═══ INPUT ═══

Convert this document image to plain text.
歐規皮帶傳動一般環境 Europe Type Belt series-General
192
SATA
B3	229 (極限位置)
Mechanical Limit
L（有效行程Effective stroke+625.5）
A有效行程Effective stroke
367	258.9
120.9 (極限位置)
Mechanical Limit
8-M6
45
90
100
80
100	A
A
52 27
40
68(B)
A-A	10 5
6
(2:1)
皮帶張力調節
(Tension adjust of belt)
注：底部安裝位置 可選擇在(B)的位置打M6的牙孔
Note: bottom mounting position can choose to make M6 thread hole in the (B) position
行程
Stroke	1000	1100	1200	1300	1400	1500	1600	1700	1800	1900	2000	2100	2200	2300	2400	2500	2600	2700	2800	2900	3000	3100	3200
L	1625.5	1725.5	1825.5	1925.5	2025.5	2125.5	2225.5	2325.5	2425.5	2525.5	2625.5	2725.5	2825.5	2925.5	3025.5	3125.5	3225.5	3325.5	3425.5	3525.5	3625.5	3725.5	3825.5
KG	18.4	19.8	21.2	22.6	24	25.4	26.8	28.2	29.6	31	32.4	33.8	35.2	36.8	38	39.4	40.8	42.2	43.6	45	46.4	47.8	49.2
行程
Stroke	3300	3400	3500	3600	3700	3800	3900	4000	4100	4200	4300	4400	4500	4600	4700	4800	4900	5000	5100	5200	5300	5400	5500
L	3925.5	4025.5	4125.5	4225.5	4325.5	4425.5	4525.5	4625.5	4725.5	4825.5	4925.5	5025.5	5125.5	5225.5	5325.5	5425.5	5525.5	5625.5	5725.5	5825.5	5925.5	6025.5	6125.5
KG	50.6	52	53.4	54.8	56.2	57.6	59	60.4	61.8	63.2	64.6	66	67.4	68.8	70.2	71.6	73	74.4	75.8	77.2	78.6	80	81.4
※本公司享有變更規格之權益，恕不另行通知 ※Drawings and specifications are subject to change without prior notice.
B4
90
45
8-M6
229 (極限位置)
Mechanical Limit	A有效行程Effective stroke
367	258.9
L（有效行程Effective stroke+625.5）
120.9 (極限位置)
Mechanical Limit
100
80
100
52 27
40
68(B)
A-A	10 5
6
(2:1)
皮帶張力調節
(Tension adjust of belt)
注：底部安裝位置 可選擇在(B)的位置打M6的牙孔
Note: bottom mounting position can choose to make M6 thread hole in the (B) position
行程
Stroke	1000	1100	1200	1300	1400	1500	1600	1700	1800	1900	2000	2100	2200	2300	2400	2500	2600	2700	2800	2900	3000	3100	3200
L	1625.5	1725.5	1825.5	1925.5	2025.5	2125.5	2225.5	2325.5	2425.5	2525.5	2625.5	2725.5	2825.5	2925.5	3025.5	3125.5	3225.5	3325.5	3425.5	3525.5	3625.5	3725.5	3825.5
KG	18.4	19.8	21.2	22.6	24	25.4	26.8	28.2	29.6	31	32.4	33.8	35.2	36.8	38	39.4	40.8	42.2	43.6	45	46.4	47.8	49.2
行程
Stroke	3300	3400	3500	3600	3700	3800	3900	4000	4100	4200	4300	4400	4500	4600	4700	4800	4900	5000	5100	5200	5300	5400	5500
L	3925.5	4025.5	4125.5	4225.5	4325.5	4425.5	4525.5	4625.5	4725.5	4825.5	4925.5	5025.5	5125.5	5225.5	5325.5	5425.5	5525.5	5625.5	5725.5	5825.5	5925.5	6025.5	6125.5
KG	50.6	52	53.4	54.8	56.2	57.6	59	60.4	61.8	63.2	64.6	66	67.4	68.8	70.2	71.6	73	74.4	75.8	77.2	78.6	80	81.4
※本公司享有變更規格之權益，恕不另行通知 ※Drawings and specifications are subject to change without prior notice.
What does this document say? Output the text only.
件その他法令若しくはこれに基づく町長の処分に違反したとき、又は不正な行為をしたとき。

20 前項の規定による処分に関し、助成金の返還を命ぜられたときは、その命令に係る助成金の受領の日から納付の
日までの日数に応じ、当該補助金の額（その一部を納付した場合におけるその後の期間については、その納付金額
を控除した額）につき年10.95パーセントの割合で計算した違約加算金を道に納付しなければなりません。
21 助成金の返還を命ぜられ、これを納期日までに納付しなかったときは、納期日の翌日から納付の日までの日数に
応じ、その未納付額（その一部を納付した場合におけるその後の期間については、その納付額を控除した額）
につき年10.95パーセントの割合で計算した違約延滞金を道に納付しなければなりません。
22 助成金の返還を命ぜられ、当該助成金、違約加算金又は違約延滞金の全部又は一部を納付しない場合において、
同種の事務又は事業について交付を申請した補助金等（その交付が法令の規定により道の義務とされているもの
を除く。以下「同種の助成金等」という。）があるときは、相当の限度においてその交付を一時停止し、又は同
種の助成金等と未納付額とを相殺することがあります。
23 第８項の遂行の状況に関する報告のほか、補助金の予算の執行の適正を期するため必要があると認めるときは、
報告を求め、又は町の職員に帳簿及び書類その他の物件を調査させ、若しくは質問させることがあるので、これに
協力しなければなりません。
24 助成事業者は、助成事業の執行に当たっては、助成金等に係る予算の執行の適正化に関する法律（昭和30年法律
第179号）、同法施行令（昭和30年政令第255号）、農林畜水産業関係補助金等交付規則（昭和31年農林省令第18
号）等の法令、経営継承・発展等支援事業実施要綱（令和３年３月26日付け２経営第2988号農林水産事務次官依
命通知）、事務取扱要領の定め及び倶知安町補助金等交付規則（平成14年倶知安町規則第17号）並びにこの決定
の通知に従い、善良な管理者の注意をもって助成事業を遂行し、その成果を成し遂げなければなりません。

═══

Going through the entries above line by line, work out how many lines include the word "極限位置". Only the number is required.

4